Aim of the task -> Write the listing out again, all of it, word for word.

Provided data ->
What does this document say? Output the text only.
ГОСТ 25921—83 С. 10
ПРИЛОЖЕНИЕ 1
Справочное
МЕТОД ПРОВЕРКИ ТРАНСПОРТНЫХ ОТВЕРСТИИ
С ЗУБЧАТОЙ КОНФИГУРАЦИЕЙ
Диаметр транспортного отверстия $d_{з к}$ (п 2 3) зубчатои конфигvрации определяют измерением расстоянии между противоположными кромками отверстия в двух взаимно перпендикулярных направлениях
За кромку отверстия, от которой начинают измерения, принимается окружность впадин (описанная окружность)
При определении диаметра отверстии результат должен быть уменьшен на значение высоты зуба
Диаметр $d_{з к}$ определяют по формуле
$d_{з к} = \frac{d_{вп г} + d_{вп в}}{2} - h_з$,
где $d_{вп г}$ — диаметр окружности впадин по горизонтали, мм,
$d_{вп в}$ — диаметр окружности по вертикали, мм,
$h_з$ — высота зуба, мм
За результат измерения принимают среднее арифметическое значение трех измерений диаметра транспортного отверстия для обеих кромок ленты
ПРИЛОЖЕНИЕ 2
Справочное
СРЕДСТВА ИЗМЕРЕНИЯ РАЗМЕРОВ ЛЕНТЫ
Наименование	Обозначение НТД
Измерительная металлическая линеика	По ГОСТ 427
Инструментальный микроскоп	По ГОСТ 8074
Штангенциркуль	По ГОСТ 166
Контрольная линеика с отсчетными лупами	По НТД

Answer to the problem ->
What does this document say? Output the text only.
ГОСТ 25921—83 С. 10
ПРИЛОЖЕНИЕ 1
Справочное
МЕТОД ПРОВЕРКИ ТРАНСПОРТНЫХ ОТВЕРСТИИ
С ЗУБЧАТОЙ КОНФИГУРАЦИЕЙ
Диаметр транспортного отверстия $d_{з к}$ (п 2 3) зубчатои конфигvрации определяют измерением расстоянии между противоположными кромками отверстия в двух взаимно перпендикулярных направлениях
За кромку отверстия, от которой начинают измерения, принимается окружность впадин (описанная окружность)
При определении диаметра отверстии результат должен быть уменьшен на значение высоты зуба
Диаметр $d_{з к}$ определяют по формуле
$d_{з к} = \frac{d_{вп г} + d_{вп в}}{2} - h_з$,
где $d_{вп г}$ — диаметр окружности впадин по горизонтали, мм,
$d_{вп в}$ — диаметр окружности по вертикали, мм,
$h_з$ — высота зуба, мм
За результат измерения принимают среднее арифметическое значение трех измерений диаметра транспортного отверстия для обеих кромок ленты
ПРИЛОЖЕНИЕ 2
Справочное
СРЕДСТВА ИЗМЕРЕНИЯ РАЗМЕРОВ ЛЕНТЫ
Наименование	Обозначение НТД
Измерительная металлическая линеика	По ГОСТ 427
Инструментальный микроскоп	По ГОСТ 8074
Штангенциркуль	По ГОСТ 166
Контрольная линеика с отсчетными лупами	По НТД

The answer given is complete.